_Material provided_
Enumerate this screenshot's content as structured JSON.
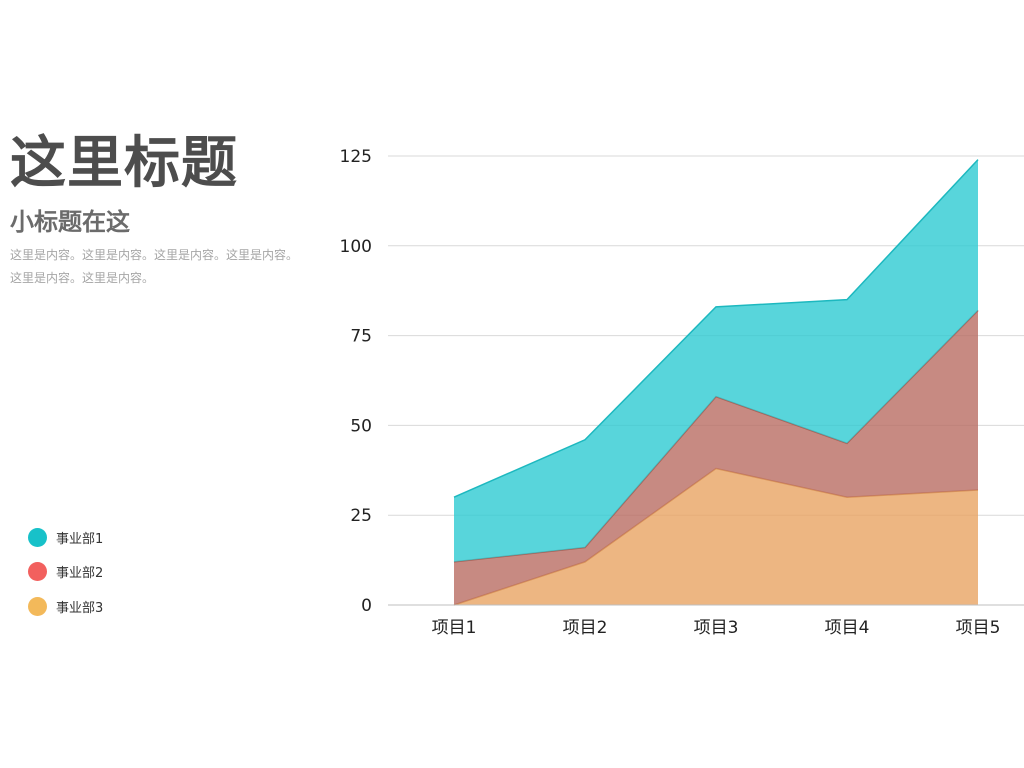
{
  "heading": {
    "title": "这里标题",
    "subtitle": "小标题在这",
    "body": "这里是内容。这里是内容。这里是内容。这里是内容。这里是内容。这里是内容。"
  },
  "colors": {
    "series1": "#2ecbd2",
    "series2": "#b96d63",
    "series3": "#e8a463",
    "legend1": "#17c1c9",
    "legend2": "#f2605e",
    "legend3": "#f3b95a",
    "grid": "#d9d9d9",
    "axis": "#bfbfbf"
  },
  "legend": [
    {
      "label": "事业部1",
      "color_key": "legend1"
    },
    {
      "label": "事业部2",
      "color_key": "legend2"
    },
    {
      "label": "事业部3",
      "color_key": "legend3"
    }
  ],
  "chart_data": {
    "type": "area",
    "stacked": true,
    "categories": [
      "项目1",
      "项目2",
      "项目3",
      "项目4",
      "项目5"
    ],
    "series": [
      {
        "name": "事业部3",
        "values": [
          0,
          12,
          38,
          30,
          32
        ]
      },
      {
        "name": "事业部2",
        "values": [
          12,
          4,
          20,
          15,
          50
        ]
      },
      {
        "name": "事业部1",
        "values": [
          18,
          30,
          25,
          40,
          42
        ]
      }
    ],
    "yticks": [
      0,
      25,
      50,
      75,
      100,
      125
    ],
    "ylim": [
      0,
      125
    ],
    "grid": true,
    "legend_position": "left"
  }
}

* * *

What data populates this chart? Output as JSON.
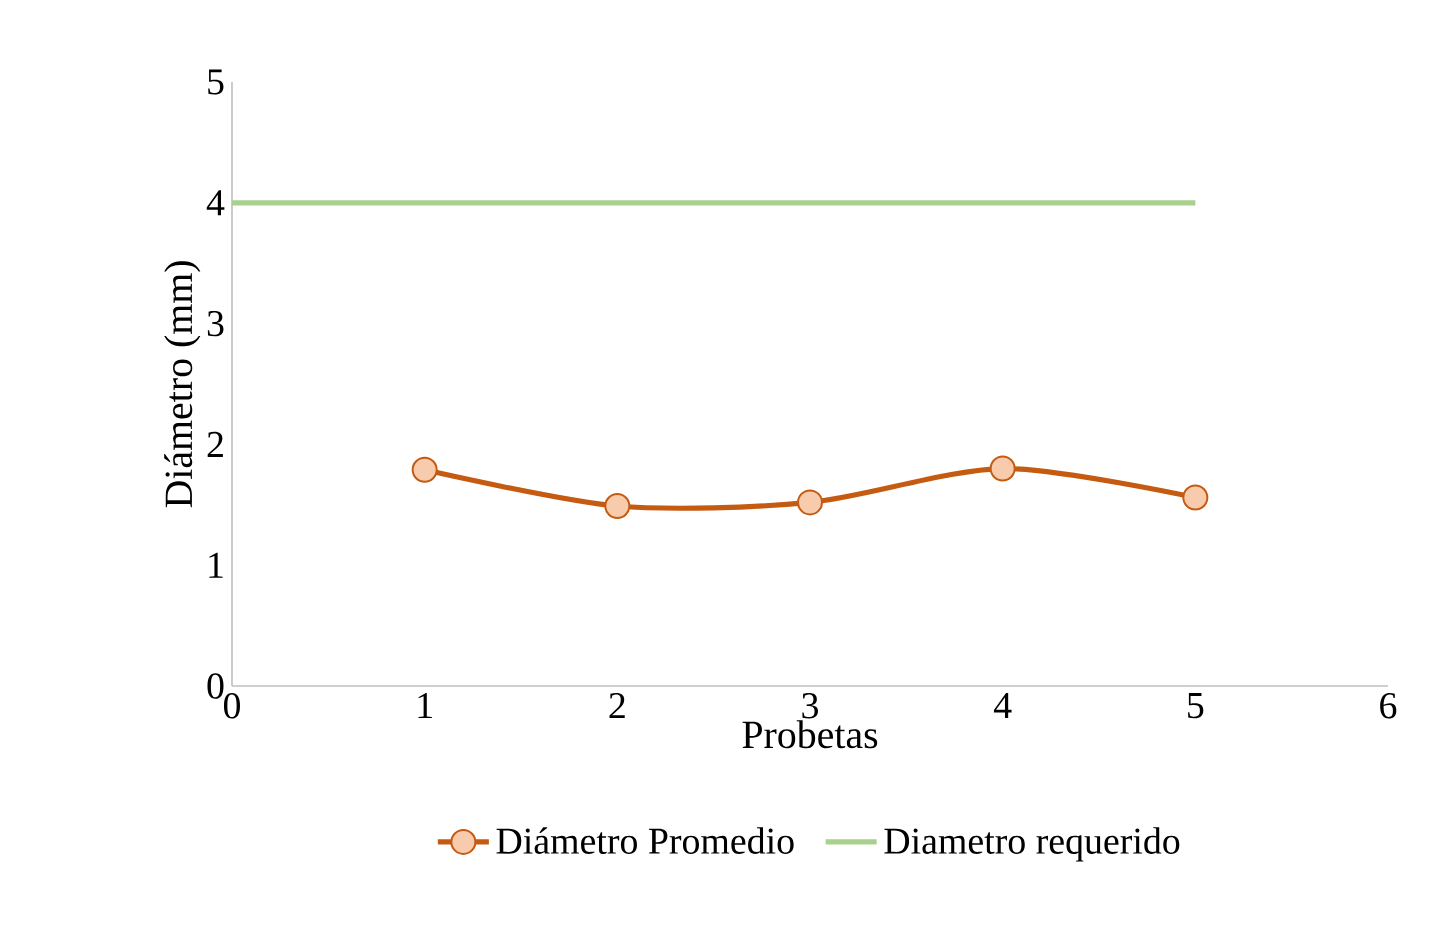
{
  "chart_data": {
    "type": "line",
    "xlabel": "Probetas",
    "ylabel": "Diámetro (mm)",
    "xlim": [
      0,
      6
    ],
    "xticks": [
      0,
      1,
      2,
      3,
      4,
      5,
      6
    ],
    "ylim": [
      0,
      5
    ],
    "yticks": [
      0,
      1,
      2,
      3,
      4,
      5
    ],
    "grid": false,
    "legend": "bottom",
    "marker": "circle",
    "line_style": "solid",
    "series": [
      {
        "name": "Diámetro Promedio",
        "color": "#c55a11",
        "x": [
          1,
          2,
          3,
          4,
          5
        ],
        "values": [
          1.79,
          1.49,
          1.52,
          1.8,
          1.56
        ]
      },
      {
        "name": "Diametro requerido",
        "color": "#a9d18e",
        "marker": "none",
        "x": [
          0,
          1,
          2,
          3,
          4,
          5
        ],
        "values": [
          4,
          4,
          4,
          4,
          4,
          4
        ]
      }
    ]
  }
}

==

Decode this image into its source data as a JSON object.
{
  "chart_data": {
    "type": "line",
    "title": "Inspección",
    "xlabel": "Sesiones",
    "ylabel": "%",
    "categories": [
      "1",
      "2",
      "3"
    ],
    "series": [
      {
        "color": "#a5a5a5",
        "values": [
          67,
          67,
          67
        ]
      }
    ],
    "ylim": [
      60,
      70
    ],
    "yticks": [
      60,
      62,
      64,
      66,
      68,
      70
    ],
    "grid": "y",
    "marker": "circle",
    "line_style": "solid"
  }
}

_The task_
Determine how many lines in the records contain "name", and reply with the number only.

_Solution to the problem_
5